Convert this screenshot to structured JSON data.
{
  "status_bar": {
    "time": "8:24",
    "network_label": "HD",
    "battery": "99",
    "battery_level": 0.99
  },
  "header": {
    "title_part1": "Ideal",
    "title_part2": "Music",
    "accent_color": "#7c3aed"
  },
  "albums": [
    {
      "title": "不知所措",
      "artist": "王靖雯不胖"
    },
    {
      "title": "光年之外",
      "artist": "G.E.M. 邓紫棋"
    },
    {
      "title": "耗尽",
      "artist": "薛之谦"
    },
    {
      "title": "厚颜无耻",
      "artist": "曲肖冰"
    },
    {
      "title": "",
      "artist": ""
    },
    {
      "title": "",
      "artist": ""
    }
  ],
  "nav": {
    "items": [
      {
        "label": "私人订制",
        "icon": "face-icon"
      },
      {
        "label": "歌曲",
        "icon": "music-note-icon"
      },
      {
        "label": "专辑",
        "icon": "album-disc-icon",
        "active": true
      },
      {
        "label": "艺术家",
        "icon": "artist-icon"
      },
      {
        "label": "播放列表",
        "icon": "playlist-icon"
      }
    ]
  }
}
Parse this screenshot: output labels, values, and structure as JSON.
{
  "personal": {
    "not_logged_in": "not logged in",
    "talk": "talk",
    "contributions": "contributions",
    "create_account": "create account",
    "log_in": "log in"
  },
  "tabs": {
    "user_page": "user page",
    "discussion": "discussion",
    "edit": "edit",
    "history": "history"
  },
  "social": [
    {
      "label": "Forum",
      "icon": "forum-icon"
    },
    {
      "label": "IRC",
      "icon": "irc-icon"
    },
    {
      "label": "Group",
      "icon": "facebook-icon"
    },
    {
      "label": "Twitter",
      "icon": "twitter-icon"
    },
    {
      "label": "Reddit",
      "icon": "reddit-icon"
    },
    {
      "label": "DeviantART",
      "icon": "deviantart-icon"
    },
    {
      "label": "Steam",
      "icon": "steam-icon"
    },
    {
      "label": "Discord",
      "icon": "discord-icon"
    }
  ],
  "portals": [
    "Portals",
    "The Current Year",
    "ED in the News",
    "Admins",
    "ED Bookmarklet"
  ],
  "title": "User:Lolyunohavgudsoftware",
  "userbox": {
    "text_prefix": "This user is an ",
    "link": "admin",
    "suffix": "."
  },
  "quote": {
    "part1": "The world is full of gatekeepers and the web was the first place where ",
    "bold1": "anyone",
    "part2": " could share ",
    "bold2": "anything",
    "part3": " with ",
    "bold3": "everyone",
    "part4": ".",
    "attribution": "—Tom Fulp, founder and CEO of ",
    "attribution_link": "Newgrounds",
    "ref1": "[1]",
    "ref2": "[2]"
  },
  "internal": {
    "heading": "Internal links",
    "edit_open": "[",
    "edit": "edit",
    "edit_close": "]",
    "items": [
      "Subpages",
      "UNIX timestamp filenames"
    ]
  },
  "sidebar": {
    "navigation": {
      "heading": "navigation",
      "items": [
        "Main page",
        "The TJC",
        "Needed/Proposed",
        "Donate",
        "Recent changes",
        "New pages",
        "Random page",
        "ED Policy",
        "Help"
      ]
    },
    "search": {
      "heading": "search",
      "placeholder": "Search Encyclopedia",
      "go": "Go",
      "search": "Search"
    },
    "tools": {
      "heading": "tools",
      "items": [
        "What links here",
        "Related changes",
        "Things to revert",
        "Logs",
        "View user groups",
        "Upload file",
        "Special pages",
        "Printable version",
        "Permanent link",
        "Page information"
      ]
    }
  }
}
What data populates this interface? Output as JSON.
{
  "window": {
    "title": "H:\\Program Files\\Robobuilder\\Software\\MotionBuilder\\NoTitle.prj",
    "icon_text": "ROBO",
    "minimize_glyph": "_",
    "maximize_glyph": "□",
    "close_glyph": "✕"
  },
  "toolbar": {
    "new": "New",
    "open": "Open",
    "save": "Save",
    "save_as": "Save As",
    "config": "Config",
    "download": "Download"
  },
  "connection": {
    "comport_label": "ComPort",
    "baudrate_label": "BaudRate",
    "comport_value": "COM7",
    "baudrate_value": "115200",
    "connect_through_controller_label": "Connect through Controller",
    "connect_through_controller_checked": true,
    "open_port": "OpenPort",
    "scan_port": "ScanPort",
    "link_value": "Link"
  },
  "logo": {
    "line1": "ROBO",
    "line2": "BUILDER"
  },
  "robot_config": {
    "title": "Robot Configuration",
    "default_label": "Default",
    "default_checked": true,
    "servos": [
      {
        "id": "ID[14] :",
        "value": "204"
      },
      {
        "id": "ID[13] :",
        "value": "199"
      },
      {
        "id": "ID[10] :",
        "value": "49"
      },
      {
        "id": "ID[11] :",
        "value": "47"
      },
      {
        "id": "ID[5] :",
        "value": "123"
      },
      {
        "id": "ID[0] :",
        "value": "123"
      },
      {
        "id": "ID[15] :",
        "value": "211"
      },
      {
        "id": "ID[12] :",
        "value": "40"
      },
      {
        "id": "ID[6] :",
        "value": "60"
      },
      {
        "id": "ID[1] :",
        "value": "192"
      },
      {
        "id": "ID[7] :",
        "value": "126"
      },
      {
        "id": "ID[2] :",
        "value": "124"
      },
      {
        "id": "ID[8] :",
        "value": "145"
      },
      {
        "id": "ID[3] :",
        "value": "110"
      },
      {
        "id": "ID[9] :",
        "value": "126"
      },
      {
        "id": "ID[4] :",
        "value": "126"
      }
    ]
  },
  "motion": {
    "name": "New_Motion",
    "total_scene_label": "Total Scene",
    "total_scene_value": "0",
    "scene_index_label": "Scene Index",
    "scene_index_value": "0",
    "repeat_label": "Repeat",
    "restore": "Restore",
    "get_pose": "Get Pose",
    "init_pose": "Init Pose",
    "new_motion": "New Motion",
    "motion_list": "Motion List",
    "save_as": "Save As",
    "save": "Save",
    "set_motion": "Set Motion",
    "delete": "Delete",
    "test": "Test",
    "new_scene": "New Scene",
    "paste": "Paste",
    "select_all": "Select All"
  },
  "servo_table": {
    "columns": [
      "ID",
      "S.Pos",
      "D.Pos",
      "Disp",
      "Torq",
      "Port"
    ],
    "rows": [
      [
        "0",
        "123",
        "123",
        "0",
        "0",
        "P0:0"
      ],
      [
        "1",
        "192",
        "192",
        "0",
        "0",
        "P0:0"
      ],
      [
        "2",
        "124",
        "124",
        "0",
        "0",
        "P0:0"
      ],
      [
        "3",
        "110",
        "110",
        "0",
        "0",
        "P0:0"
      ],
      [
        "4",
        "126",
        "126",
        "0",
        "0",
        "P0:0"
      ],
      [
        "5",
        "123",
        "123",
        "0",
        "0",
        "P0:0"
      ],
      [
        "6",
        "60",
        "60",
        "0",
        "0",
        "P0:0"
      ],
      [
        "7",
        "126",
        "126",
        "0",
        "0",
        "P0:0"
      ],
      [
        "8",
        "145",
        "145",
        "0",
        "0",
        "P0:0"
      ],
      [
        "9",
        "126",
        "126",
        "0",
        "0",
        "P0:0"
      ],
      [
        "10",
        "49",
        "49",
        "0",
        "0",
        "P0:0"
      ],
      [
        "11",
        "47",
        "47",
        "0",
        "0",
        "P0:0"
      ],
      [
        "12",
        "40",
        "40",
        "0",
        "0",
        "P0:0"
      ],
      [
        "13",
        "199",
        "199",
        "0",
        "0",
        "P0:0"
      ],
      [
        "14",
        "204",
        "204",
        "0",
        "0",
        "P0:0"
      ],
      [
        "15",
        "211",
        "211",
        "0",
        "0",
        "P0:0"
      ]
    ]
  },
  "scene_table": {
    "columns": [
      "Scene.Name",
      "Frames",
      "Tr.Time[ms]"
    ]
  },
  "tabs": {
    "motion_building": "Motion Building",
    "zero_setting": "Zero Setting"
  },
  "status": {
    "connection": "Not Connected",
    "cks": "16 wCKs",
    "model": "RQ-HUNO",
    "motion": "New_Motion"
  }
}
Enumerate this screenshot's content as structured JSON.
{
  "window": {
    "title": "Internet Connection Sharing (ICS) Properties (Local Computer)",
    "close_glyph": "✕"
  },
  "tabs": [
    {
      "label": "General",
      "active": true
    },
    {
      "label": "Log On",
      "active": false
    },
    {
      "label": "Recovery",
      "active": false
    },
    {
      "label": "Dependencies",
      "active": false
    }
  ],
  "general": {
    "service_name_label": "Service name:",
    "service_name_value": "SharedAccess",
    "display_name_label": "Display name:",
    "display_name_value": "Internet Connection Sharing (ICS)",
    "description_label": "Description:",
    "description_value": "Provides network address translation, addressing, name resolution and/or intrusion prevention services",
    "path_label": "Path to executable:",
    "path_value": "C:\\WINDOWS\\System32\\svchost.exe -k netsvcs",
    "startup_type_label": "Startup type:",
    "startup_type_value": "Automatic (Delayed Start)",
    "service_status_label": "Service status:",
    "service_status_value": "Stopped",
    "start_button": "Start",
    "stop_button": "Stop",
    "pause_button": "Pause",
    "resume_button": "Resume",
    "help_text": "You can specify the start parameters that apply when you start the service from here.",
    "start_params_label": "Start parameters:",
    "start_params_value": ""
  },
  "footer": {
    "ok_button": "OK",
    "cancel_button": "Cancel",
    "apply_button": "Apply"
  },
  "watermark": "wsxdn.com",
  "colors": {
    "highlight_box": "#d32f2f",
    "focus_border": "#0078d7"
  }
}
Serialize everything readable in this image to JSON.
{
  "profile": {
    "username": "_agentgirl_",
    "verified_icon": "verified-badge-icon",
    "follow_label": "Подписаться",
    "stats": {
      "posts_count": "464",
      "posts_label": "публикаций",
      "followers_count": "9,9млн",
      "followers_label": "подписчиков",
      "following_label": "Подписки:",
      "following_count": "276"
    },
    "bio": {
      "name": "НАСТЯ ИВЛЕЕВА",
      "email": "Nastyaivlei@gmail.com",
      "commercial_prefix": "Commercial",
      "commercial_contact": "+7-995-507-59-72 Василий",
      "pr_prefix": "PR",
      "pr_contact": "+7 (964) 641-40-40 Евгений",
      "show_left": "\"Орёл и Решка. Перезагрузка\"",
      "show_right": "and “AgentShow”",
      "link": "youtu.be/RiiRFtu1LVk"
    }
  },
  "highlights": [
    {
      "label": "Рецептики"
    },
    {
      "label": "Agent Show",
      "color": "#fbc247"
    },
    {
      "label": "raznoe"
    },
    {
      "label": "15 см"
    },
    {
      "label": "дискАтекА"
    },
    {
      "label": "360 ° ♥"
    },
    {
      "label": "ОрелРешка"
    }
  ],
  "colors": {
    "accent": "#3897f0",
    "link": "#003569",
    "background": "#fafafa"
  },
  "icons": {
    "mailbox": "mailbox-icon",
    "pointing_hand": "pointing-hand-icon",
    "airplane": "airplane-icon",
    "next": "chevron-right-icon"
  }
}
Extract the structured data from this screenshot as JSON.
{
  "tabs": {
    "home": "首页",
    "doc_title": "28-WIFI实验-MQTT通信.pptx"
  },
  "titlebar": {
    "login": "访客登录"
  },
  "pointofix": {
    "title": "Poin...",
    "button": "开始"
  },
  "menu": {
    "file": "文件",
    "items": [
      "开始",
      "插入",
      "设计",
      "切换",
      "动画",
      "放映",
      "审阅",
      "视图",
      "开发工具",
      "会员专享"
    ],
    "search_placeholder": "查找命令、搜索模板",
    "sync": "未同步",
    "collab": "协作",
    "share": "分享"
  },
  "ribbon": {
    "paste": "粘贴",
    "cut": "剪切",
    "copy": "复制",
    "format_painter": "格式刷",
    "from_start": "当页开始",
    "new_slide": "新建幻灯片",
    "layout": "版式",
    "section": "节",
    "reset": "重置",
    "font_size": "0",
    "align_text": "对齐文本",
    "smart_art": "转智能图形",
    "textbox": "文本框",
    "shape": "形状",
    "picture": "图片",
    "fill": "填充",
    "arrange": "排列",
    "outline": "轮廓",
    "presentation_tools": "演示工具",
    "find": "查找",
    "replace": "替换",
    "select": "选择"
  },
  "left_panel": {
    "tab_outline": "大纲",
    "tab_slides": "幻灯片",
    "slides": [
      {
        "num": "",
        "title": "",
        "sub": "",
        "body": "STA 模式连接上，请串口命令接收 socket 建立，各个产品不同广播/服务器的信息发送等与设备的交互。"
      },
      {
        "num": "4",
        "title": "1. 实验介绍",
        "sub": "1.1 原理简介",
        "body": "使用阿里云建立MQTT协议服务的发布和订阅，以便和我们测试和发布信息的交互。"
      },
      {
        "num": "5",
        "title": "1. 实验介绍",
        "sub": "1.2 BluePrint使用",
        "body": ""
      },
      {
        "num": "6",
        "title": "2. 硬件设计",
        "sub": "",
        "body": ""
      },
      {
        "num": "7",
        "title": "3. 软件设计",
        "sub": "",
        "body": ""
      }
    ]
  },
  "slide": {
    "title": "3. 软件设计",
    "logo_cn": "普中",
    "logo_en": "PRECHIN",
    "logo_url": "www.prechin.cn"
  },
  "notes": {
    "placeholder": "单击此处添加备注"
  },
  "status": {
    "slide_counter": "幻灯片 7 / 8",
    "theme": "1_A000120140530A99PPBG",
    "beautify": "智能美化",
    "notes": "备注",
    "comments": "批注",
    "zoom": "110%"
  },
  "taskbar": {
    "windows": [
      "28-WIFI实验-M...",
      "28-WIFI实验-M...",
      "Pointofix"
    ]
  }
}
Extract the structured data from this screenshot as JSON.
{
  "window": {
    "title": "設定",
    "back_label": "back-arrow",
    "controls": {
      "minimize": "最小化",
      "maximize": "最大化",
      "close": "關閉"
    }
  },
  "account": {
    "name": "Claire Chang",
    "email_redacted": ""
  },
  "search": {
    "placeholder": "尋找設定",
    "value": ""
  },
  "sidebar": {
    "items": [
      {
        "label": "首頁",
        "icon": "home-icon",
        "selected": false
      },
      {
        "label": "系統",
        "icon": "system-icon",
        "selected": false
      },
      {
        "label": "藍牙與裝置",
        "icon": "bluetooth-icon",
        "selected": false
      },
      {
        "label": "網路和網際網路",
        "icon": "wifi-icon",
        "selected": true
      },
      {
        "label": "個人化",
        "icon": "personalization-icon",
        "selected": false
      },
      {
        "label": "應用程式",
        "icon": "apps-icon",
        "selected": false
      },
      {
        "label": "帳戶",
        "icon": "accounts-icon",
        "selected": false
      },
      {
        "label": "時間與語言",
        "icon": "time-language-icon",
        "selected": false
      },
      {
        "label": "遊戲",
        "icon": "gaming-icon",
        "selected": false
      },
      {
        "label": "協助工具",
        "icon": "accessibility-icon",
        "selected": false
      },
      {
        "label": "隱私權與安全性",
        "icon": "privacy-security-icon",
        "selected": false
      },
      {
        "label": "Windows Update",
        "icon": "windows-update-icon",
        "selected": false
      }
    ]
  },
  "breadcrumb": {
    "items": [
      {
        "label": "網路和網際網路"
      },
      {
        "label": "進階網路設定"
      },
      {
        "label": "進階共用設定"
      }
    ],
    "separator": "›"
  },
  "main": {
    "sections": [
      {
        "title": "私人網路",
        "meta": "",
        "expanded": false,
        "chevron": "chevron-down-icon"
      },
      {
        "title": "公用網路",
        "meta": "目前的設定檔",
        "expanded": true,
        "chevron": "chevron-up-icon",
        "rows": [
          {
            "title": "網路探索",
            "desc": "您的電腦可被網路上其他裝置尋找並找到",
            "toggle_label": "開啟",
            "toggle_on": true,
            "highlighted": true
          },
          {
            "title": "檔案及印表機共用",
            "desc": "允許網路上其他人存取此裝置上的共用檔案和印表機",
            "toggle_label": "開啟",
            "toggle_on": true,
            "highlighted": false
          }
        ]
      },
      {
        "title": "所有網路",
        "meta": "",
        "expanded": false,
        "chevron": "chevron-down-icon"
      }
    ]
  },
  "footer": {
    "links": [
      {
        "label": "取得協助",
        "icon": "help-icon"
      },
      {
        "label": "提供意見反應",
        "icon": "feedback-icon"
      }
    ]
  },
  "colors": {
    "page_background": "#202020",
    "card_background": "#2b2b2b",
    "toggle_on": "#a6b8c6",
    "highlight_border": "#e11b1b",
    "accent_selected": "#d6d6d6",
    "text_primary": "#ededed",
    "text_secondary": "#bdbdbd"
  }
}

# Task
Count every line above that holds the string "screenshot" and give the total, nothing more.

# Complete answer
5